(Entries taken from a collection)
Begin
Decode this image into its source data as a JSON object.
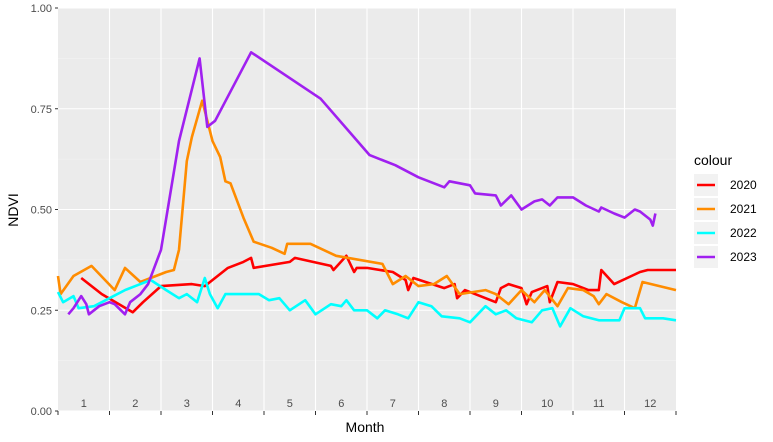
{
  "chart_data": {
    "type": "line",
    "title": "",
    "xlabel": "Month",
    "ylabel": "NDVI",
    "xlim": [
      0,
      12
    ],
    "ylim": [
      0,
      1
    ],
    "y_ticks": [
      "0.00",
      "0.25",
      "0.50",
      "0.75",
      "1.00"
    ],
    "y_tick_values": [
      0,
      0.25,
      0.5,
      0.75,
      1.0
    ],
    "x_ticks": [
      "1",
      "2",
      "3",
      "4",
      "5",
      "6",
      "7",
      "8",
      "9",
      "10",
      "11",
      "12"
    ],
    "grid": true,
    "background": "#ebebeb",
    "legend": {
      "title": "colour",
      "position": "right"
    },
    "series": [
      {
        "name": "2020",
        "color": "#ff0000",
        "points": [
          [
            0.45,
            0.33
          ],
          [
            0.85,
            0.29
          ],
          [
            1.45,
            0.245
          ],
          [
            1.65,
            0.27
          ],
          [
            2.0,
            0.31
          ],
          [
            2.6,
            0.315
          ],
          [
            2.85,
            0.31
          ],
          [
            3.3,
            0.355
          ],
          [
            3.6,
            0.37
          ],
          [
            3.75,
            0.38
          ],
          [
            3.8,
            0.355
          ],
          [
            4.5,
            0.37
          ],
          [
            4.6,
            0.38
          ],
          [
            5.3,
            0.36
          ],
          [
            5.35,
            0.35
          ],
          [
            5.6,
            0.385
          ],
          [
            5.75,
            0.345
          ],
          [
            5.8,
            0.355
          ],
          [
            6.0,
            0.355
          ],
          [
            6.5,
            0.345
          ],
          [
            6.75,
            0.325
          ],
          [
            6.8,
            0.3
          ],
          [
            6.9,
            0.33
          ],
          [
            7.5,
            0.305
          ],
          [
            7.7,
            0.315
          ],
          [
            7.75,
            0.28
          ],
          [
            7.9,
            0.3
          ],
          [
            8.5,
            0.27
          ],
          [
            8.6,
            0.305
          ],
          [
            8.75,
            0.315
          ],
          [
            9.0,
            0.305
          ],
          [
            9.1,
            0.265
          ],
          [
            9.2,
            0.295
          ],
          [
            9.5,
            0.31
          ],
          [
            9.55,
            0.27
          ],
          [
            9.7,
            0.32
          ],
          [
            10.0,
            0.315
          ],
          [
            10.3,
            0.3
          ],
          [
            10.5,
            0.3
          ],
          [
            10.55,
            0.35
          ],
          [
            10.8,
            0.315
          ],
          [
            11.3,
            0.345
          ],
          [
            11.45,
            0.35
          ],
          [
            12.0,
            0.35
          ]
        ]
      },
      {
        "name": "2021",
        "color": "#ff8c00",
        "points": [
          [
            0.0,
            0.335
          ],
          [
            0.05,
            0.29
          ],
          [
            0.3,
            0.335
          ],
          [
            0.65,
            0.36
          ],
          [
            1.1,
            0.3
          ],
          [
            1.3,
            0.355
          ],
          [
            1.6,
            0.32
          ],
          [
            2.1,
            0.345
          ],
          [
            2.25,
            0.35
          ],
          [
            2.35,
            0.4
          ],
          [
            2.5,
            0.62
          ],
          [
            2.6,
            0.68
          ],
          [
            2.8,
            0.77
          ],
          [
            3.0,
            0.67
          ],
          [
            3.15,
            0.63
          ],
          [
            3.25,
            0.57
          ],
          [
            3.35,
            0.565
          ],
          [
            3.6,
            0.48
          ],
          [
            3.8,
            0.42
          ],
          [
            4.15,
            0.405
          ],
          [
            4.4,
            0.39
          ],
          [
            4.45,
            0.415
          ],
          [
            4.9,
            0.415
          ],
          [
            5.4,
            0.385
          ],
          [
            6.3,
            0.365
          ],
          [
            6.5,
            0.315
          ],
          [
            6.75,
            0.335
          ],
          [
            7.0,
            0.31
          ],
          [
            7.3,
            0.315
          ],
          [
            7.55,
            0.335
          ],
          [
            7.8,
            0.29
          ],
          [
            8.3,
            0.3
          ],
          [
            8.5,
            0.29
          ],
          [
            8.75,
            0.265
          ],
          [
            9.0,
            0.3
          ],
          [
            9.25,
            0.27
          ],
          [
            9.45,
            0.3
          ],
          [
            9.7,
            0.26
          ],
          [
            9.9,
            0.305
          ],
          [
            10.2,
            0.3
          ],
          [
            10.4,
            0.285
          ],
          [
            10.5,
            0.265
          ],
          [
            10.65,
            0.29
          ],
          [
            10.95,
            0.27
          ],
          [
            11.2,
            0.255
          ],
          [
            11.35,
            0.32
          ],
          [
            12.0,
            0.3
          ]
        ]
      },
      {
        "name": "2022",
        "color": "#00ffff",
        "points": [
          [
            0.0,
            0.295
          ],
          [
            0.1,
            0.27
          ],
          [
            0.3,
            0.285
          ],
          [
            0.4,
            0.255
          ],
          [
            0.7,
            0.26
          ],
          [
            1.0,
            0.28
          ],
          [
            1.3,
            0.3
          ],
          [
            1.5,
            0.31
          ],
          [
            1.8,
            0.325
          ],
          [
            2.1,
            0.3
          ],
          [
            2.35,
            0.28
          ],
          [
            2.5,
            0.29
          ],
          [
            2.7,
            0.27
          ],
          [
            2.85,
            0.33
          ],
          [
            2.95,
            0.29
          ],
          [
            3.1,
            0.255
          ],
          [
            3.25,
            0.29
          ],
          [
            3.6,
            0.29
          ],
          [
            3.9,
            0.29
          ],
          [
            4.1,
            0.275
          ],
          [
            4.3,
            0.28
          ],
          [
            4.5,
            0.25
          ],
          [
            4.8,
            0.275
          ],
          [
            5.0,
            0.24
          ],
          [
            5.3,
            0.265
          ],
          [
            5.5,
            0.26
          ],
          [
            5.6,
            0.275
          ],
          [
            5.75,
            0.25
          ],
          [
            5.9,
            0.25
          ],
          [
            6.0,
            0.25
          ],
          [
            6.2,
            0.23
          ],
          [
            6.35,
            0.25
          ],
          [
            6.6,
            0.24
          ],
          [
            6.8,
            0.23
          ],
          [
            7.0,
            0.27
          ],
          [
            7.25,
            0.26
          ],
          [
            7.45,
            0.235
          ],
          [
            7.8,
            0.23
          ],
          [
            8.0,
            0.22
          ],
          [
            8.3,
            0.26
          ],
          [
            8.5,
            0.24
          ],
          [
            8.7,
            0.25
          ],
          [
            8.9,
            0.23
          ],
          [
            9.2,
            0.22
          ],
          [
            9.4,
            0.25
          ],
          [
            9.6,
            0.255
          ],
          [
            9.75,
            0.21
          ],
          [
            9.95,
            0.255
          ],
          [
            10.2,
            0.235
          ],
          [
            10.5,
            0.225
          ],
          [
            10.9,
            0.225
          ],
          [
            11.0,
            0.255
          ],
          [
            11.3,
            0.255
          ],
          [
            11.4,
            0.23
          ],
          [
            11.75,
            0.23
          ],
          [
            12.0,
            0.225
          ]
        ]
      },
      {
        "name": "2023",
        "color": "#a020f0",
        "points": [
          [
            0.2,
            0.24
          ],
          [
            0.3,
            0.255
          ],
          [
            0.45,
            0.285
          ],
          [
            0.55,
            0.265
          ],
          [
            0.6,
            0.24
          ],
          [
            0.8,
            0.26
          ],
          [
            1.0,
            0.27
          ],
          [
            1.1,
            0.265
          ],
          [
            1.3,
            0.24
          ],
          [
            1.4,
            0.27
          ],
          [
            1.6,
            0.29
          ],
          [
            1.75,
            0.315
          ],
          [
            2.0,
            0.4
          ],
          [
            2.35,
            0.67
          ],
          [
            2.75,
            0.875
          ],
          [
            2.9,
            0.705
          ],
          [
            3.05,
            0.72
          ],
          [
            3.75,
            0.89
          ],
          [
            5.1,
            0.775
          ],
          [
            6.05,
            0.635
          ],
          [
            6.55,
            0.61
          ],
          [
            7.0,
            0.58
          ],
          [
            7.5,
            0.555
          ],
          [
            7.6,
            0.57
          ],
          [
            8.0,
            0.56
          ],
          [
            8.1,
            0.54
          ],
          [
            8.5,
            0.535
          ],
          [
            8.6,
            0.51
          ],
          [
            8.8,
            0.535
          ],
          [
            9.0,
            0.5
          ],
          [
            9.25,
            0.52
          ],
          [
            9.4,
            0.525
          ],
          [
            9.55,
            0.51
          ],
          [
            9.7,
            0.53
          ],
          [
            10.0,
            0.53
          ],
          [
            10.25,
            0.51
          ],
          [
            10.5,
            0.495
          ],
          [
            10.55,
            0.505
          ],
          [
            10.8,
            0.49
          ],
          [
            11.0,
            0.48
          ],
          [
            11.2,
            0.5
          ],
          [
            11.3,
            0.495
          ],
          [
            11.5,
            0.475
          ],
          [
            11.55,
            0.46
          ],
          [
            11.6,
            0.49
          ]
        ]
      }
    ]
  }
}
End
**STATED TASK**
Scan the material above for the string "name" and return the lines that hold it.

**RESULT**
        "name": "2020",
        "name": "2021",
        "name": "2022",
        "name": "2023",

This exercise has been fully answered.